■ **WHAT IS ASKED**
Scan the following material for the string "from" and copy each line in which it appears.

■ **ENTRIES PROVIDED**
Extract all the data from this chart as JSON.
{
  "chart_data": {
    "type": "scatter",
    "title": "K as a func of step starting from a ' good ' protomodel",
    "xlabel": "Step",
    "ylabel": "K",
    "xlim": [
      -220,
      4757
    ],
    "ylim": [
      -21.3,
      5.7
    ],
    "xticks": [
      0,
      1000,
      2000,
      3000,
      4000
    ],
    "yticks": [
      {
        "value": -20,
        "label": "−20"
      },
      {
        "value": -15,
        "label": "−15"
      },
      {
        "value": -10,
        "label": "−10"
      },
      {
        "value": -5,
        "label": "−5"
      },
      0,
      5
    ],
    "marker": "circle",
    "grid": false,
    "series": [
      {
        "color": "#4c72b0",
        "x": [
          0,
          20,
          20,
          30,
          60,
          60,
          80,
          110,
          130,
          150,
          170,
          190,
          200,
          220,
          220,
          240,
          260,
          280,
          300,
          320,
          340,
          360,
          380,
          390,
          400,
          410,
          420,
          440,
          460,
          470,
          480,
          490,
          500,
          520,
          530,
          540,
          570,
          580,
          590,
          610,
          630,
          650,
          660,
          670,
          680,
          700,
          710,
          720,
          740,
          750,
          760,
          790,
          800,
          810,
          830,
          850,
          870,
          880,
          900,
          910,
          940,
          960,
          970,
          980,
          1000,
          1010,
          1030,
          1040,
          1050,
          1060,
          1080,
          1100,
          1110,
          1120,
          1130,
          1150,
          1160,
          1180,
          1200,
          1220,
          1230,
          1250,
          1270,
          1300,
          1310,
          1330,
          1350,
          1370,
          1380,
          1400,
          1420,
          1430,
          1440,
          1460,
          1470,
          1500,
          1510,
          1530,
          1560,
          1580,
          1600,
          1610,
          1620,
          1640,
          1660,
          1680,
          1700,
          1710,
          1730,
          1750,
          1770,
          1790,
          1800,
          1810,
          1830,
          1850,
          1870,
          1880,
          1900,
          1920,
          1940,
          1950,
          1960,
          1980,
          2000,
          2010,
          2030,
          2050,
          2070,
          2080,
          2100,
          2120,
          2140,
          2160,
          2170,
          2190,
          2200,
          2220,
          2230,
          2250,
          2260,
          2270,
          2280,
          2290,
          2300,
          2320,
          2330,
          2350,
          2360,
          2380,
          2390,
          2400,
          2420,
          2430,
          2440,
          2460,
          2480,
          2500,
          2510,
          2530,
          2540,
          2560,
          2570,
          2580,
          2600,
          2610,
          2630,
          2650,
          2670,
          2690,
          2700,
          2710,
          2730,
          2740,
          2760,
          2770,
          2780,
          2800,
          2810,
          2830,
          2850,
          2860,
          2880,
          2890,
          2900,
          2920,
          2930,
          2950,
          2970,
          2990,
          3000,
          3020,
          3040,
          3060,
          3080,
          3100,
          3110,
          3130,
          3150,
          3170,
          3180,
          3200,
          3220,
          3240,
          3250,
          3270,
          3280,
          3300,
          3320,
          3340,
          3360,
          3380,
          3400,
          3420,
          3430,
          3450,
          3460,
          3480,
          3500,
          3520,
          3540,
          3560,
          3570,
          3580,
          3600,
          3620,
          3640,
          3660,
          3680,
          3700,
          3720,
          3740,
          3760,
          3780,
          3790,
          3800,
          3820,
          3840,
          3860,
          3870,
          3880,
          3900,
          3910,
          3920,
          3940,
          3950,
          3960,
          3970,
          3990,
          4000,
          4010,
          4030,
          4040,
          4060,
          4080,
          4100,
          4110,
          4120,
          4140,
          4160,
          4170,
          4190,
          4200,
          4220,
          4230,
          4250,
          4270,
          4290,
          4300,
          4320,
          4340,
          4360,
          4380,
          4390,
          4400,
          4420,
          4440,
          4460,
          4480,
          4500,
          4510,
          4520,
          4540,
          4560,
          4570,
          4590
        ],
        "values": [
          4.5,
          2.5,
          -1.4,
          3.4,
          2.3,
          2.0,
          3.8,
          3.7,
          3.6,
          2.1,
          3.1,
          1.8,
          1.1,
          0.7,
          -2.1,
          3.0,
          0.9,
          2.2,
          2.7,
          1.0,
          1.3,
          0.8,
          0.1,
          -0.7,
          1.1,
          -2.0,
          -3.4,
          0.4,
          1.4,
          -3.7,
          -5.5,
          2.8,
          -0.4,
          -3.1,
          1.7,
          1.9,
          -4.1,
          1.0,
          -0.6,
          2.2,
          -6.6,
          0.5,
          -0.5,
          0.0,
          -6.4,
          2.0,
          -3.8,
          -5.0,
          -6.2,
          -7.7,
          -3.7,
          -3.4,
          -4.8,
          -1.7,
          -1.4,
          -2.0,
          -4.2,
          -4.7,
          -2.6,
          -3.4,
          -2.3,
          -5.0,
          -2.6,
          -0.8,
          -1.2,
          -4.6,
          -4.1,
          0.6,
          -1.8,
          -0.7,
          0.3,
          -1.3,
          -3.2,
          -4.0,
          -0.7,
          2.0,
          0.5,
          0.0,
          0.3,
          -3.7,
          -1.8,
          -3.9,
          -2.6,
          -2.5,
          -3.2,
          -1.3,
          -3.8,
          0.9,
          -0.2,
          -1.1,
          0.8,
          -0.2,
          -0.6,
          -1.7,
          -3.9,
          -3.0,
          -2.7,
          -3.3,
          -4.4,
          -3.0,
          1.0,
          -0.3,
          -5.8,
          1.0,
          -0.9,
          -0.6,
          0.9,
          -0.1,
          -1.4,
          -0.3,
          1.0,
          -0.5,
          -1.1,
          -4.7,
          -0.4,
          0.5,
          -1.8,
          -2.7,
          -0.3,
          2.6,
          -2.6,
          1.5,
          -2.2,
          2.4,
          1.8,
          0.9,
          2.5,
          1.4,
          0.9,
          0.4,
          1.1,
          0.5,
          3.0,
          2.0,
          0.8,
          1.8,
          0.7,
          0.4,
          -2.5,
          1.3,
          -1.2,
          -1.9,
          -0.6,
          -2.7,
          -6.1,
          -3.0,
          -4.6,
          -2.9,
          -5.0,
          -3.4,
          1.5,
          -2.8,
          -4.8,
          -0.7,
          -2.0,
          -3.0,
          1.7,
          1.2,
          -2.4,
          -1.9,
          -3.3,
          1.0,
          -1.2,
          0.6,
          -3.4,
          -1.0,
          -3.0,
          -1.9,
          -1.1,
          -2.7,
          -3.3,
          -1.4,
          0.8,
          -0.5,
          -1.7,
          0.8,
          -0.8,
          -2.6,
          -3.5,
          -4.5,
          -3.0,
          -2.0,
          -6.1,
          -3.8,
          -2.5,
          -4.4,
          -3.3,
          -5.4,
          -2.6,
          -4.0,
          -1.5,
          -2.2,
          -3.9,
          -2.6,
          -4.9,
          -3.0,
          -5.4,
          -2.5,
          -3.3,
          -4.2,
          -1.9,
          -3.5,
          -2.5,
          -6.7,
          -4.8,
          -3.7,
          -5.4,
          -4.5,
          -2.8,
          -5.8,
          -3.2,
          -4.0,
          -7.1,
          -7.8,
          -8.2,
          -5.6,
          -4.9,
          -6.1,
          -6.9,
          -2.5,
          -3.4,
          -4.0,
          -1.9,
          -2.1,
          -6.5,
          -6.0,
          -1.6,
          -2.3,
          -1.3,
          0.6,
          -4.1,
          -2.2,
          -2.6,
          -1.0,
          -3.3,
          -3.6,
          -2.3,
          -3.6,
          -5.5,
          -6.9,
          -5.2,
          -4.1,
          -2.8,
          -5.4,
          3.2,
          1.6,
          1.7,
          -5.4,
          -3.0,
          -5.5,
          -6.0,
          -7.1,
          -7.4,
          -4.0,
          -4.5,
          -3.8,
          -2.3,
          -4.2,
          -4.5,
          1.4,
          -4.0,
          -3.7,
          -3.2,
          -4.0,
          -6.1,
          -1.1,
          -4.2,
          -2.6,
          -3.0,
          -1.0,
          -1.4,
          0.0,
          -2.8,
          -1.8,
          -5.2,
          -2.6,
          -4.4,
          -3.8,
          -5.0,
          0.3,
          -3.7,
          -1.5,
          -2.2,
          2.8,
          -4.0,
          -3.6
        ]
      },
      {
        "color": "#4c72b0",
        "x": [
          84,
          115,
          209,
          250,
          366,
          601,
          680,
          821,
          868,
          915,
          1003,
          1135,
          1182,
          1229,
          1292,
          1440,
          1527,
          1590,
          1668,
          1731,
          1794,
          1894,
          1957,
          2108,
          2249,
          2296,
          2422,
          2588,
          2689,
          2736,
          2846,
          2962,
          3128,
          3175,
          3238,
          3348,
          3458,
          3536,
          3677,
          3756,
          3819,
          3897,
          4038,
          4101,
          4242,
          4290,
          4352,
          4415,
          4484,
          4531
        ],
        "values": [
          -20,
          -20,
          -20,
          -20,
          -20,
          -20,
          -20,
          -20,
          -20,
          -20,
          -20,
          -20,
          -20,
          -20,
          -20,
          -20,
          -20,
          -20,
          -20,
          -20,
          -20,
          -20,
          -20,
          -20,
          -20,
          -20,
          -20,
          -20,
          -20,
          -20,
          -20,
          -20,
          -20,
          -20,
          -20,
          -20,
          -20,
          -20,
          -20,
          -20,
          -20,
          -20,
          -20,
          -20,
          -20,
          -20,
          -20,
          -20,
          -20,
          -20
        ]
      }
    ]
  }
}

■ **OUTPUT OF THE EXERCISE**
Extract all the data from this chart as JSON.
    "title": "K as a func of step starting from a ' good ' protomodel",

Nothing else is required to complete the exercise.